### MATERIALS PROVIDED
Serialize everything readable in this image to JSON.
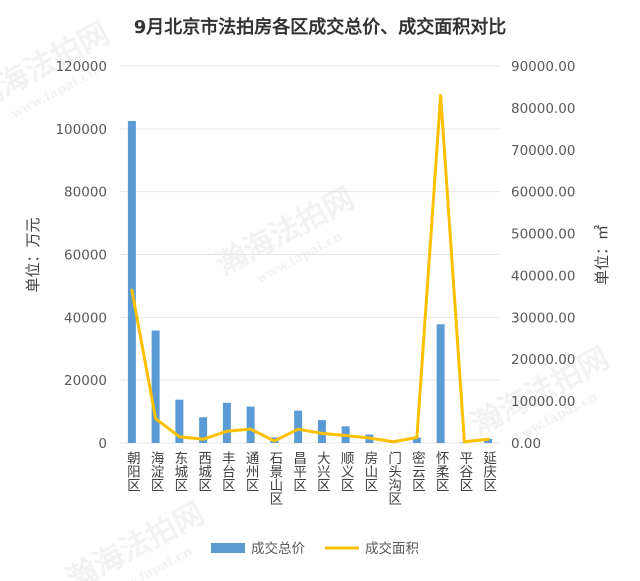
{
  "watermark": {
    "text": "瀚海法拍网",
    "url": "www.fapai.cn"
  },
  "colors": {
    "bar": "#5b9bd5",
    "line": "#ffc000",
    "grid": "#e6e6e6"
  },
  "chart_data": {
    "type": "bar",
    "title": "9月北京市法拍房各区成交总价、成交面积对比",
    "ylabel": "单位：万元",
    "y2label": "单位：㎡",
    "ylim": [
      0,
      120000
    ],
    "y2lim": [
      0,
      90000
    ],
    "yticks": [
      "0",
      "20000",
      "40000",
      "60000",
      "80000",
      "100000",
      "120000"
    ],
    "y2ticks": [
      "0.00",
      "10000.00",
      "20000.00",
      "30000.00",
      "40000.00",
      "50000.00",
      "60000.00",
      "70000.00",
      "80000.00",
      "90000.00"
    ],
    "grid": true,
    "legend_position": "bottom",
    "categories": [
      "朝阳区",
      "海淀区",
      "东城区",
      "西城区",
      "丰台区",
      "通州区",
      "石景山区",
      "昌平区",
      "大兴区",
      "顺义区",
      "房山区",
      "门头沟区",
      "密云区",
      "怀柔区",
      "平谷区",
      "延庆区"
    ],
    "series": [
      {
        "name": "成交总价",
        "type": "bar",
        "axis": "left",
        "values": [
          102500,
          35800,
          13800,
          8200,
          12800,
          11600,
          1800,
          10300,
          7300,
          5300,
          2700,
          300,
          1700,
          37800,
          200,
          1300
        ]
      },
      {
        "name": "成交面积",
        "type": "line",
        "axis": "right",
        "values": [
          36500,
          5800,
          1500,
          900,
          2800,
          3300,
          500,
          3300,
          2300,
          1800,
          1200,
          300,
          1300,
          83000,
          300,
          900
        ]
      }
    ]
  }
}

### WHAT IS NEEDED
Pictures are to be left out; repeat all the remaining data exactly.

### WRITTEN ANSWER
Serialize everything readable in this image to JSON.
{
  "watermark": {
    "text": "瀚海法拍网",
    "url": "www.fapai.cn"
  },
  "colors": {
    "bar": "#5b9bd5",
    "line": "#ffc000",
    "grid": "#e6e6e6"
  },
  "chart_data": {
    "type": "bar",
    "title": "9月北京市法拍房各区成交总价、成交面积对比",
    "ylabel": "单位：万元",
    "y2label": "单位：㎡",
    "ylim": [
      0,
      120000
    ],
    "y2lim": [
      0,
      90000
    ],
    "yticks": [
      "0",
      "20000",
      "40000",
      "60000",
      "80000",
      "100000",
      "120000"
    ],
    "y2ticks": [
      "0.00",
      "10000.00",
      "20000.00",
      "30000.00",
      "40000.00",
      "50000.00",
      "60000.00",
      "70000.00",
      "80000.00",
      "90000.00"
    ],
    "grid": true,
    "legend_position": "bottom",
    "categories": [
      "朝阳区",
      "海淀区",
      "东城区",
      "西城区",
      "丰台区",
      "通州区",
      "石景山区",
      "昌平区",
      "大兴区",
      "顺义区",
      "房山区",
      "门头沟区",
      "密云区",
      "怀柔区",
      "平谷区",
      "延庆区"
    ],
    "series": [
      {
        "name": "成交总价",
        "type": "bar",
        "axis": "left",
        "values": [
          102500,
          35800,
          13800,
          8200,
          12800,
          11600,
          1800,
          10300,
          7300,
          5300,
          2700,
          300,
          1700,
          37800,
          200,
          1300
        ]
      },
      {
        "name": "成交面积",
        "type": "line",
        "axis": "right",
        "values": [
          36500,
          5800,
          1500,
          900,
          2800,
          3300,
          500,
          3300,
          2300,
          1800,
          1200,
          300,
          1300,
          83000,
          300,
          900
        ]
      }
    ]
  }
}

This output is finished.